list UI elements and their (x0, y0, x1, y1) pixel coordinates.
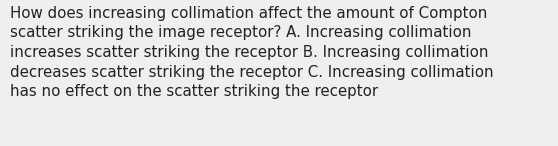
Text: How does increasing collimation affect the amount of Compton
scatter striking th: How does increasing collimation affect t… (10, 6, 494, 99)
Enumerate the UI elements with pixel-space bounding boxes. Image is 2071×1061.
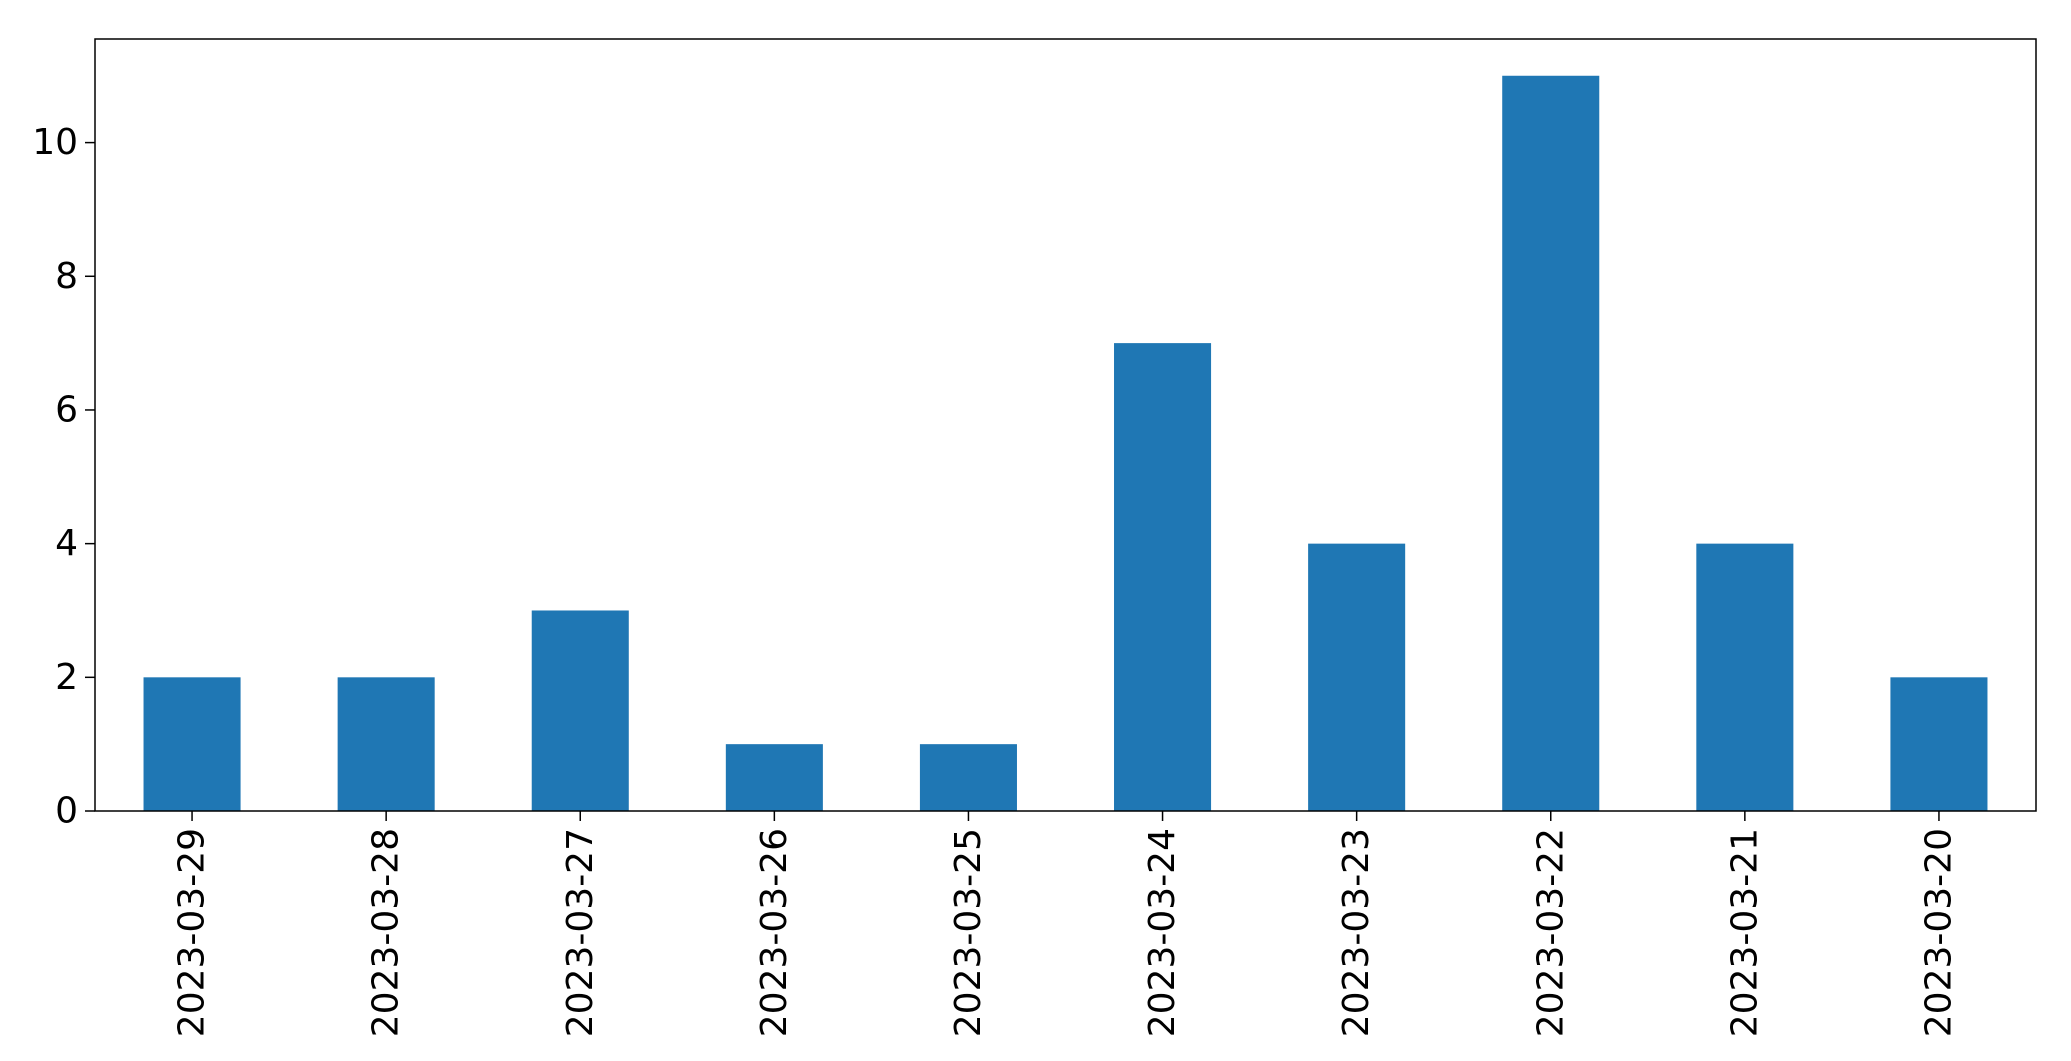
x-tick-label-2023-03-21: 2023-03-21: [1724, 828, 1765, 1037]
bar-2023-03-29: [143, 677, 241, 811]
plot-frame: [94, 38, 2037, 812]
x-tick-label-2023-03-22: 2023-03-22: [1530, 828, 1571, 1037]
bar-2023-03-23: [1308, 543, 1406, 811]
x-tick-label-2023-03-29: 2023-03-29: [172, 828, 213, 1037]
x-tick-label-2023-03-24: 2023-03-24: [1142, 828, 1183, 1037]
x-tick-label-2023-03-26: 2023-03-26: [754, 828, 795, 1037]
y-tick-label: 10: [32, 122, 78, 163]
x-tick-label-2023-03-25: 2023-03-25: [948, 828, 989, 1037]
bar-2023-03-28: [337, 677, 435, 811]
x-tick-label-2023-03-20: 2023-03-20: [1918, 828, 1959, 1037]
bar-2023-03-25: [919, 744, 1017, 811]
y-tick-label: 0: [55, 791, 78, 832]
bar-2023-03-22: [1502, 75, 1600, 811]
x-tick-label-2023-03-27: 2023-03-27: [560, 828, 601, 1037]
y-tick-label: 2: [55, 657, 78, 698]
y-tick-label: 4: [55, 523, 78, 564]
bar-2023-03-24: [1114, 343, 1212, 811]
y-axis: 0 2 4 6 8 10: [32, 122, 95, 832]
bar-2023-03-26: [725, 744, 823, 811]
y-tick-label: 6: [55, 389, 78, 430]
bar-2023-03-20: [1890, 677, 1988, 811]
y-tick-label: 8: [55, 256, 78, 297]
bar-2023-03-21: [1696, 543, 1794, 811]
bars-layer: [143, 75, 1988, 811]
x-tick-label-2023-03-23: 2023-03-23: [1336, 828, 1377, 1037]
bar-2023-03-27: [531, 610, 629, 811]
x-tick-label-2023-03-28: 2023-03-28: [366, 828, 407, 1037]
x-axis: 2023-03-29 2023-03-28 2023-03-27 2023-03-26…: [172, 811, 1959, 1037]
※ ※ ※
▶ [WRITTEN PROBLEM]: Copy every line of the items above without any changes, but leave out the pictures.

▶ [TASK OUTPUT]:
list UI elements and their (x0, y0, x1, y1) pixel coordinates.
Text: How does increasing collimation affect the amount of Compton
scatter striking th: How does increasing collimation affect t… (10, 6, 494, 99)
Enumerate the UI elements with pixel-space bounding boxes. Image is 2071×1061.
x-tick-label-2023-03-21: 2023-03-21: [1724, 828, 1765, 1037]
bar-2023-03-29: [143, 677, 241, 811]
plot-frame: [94, 38, 2037, 812]
x-tick-label-2023-03-22: 2023-03-22: [1530, 828, 1571, 1037]
bar-2023-03-23: [1308, 543, 1406, 811]
x-tick-label-2023-03-29: 2023-03-29: [172, 828, 213, 1037]
x-tick-label-2023-03-24: 2023-03-24: [1142, 828, 1183, 1037]
x-tick-label-2023-03-26: 2023-03-26: [754, 828, 795, 1037]
y-tick-label: 10: [32, 122, 78, 163]
x-tick-label-2023-03-25: 2023-03-25: [948, 828, 989, 1037]
bar-2023-03-28: [337, 677, 435, 811]
x-tick-label-2023-03-20: 2023-03-20: [1918, 828, 1959, 1037]
bar-2023-03-25: [919, 744, 1017, 811]
y-tick-label: 0: [55, 791, 78, 832]
bar-2023-03-22: [1502, 75, 1600, 811]
x-tick-label-2023-03-27: 2023-03-27: [560, 828, 601, 1037]
y-tick-label: 2: [55, 657, 78, 698]
y-tick-label: 4: [55, 523, 78, 564]
bar-2023-03-24: [1114, 343, 1212, 811]
y-axis: 0 2 4 6 8 10: [32, 122, 95, 832]
bar-2023-03-26: [725, 744, 823, 811]
y-tick-label: 6: [55, 389, 78, 430]
bar-2023-03-20: [1890, 677, 1988, 811]
y-tick-label: 8: [55, 256, 78, 297]
bar-2023-03-21: [1696, 543, 1794, 811]
bars-layer: [143, 75, 1988, 811]
x-tick-label-2023-03-23: 2023-03-23: [1336, 828, 1377, 1037]
bar-2023-03-27: [531, 610, 629, 811]
x-tick-label-2023-03-28: 2023-03-28: [366, 828, 407, 1037]
x-axis: 2023-03-29 2023-03-28 2023-03-27 2023-03-26…: [172, 811, 1959, 1037]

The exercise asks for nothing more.